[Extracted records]
--- --- ---

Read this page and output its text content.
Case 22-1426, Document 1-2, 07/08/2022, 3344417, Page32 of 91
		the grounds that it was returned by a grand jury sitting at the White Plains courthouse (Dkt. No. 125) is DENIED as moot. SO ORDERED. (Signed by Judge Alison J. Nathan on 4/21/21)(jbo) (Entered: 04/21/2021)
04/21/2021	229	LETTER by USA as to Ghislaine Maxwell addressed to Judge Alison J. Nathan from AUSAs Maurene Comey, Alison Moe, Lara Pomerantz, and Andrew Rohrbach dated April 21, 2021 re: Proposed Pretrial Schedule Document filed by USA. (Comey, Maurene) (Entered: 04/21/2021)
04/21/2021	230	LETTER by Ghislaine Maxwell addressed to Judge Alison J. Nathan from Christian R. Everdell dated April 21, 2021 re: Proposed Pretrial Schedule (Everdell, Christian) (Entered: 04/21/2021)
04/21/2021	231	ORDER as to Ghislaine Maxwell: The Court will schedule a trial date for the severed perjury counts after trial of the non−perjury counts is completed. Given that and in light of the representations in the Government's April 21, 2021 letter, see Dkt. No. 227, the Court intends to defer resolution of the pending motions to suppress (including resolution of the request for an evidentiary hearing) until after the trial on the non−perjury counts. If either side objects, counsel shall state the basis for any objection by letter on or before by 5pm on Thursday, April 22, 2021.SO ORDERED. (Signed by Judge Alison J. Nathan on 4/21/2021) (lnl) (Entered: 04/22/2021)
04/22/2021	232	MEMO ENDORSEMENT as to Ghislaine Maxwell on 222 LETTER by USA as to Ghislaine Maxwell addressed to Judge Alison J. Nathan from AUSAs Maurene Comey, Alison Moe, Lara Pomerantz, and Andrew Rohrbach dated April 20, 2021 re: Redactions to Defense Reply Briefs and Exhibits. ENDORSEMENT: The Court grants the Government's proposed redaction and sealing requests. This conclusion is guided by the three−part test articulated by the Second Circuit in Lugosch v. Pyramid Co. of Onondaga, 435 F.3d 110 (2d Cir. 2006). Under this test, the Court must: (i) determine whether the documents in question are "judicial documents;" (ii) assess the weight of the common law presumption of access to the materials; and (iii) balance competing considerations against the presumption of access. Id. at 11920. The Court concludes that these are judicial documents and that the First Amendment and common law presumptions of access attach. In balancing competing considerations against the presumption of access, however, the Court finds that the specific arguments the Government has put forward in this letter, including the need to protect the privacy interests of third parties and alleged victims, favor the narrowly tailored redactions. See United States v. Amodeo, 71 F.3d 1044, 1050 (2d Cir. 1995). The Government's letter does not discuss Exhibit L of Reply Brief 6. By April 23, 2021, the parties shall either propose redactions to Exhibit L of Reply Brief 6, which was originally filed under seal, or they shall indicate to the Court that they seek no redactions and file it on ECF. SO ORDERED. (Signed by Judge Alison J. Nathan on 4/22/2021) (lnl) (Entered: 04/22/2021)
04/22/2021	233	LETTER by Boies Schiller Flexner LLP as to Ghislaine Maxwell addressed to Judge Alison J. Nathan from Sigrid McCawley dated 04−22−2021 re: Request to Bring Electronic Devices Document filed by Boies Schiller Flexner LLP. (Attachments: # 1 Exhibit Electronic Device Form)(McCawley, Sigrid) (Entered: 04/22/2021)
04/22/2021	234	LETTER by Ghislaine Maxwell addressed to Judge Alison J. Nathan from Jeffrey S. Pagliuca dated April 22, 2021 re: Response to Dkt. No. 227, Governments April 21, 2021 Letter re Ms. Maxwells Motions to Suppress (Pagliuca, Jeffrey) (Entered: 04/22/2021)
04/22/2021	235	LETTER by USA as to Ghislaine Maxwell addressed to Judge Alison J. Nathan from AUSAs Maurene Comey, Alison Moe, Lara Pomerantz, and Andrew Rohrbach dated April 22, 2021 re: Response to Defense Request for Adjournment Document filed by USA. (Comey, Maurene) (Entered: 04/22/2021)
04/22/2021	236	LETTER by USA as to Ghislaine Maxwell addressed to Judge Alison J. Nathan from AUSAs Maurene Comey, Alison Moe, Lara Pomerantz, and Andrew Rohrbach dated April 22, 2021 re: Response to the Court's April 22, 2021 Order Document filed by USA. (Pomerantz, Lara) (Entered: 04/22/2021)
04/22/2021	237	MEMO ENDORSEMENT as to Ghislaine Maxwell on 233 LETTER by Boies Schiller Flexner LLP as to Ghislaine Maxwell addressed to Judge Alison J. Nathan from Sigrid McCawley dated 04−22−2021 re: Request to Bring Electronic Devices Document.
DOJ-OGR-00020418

--- --- ---

YOUR TASK
Pick out all lines from the data above in which the word "Flexner" appears.

RESPONSE TO THE EXERCISE
04/22/2021	233	LETTER by Boies Schiller Flexner LLP as to Ghislaine Maxwell addressed to Judge Alison J. Nathan from Sigrid McCawley dated 04−22−2021 re: Request to Bring Electronic Devices Document filed by Boies Schiller Flexner LLP. (Attachments: # 1 Exhibit Electronic Device Form)(McCawley, Sigrid) (Entered: 04/22/2021)
04/22/2021	237	MEMO ENDORSEMENT as to Ghislaine Maxwell on 233 LETTER by Boies Schiller Flexner LLP as to Ghislaine Maxwell addressed to Judge Alison J. Nathan from Sigrid McCawley dated 04−22−2021 re: Request to Bring Electronic Devices Document.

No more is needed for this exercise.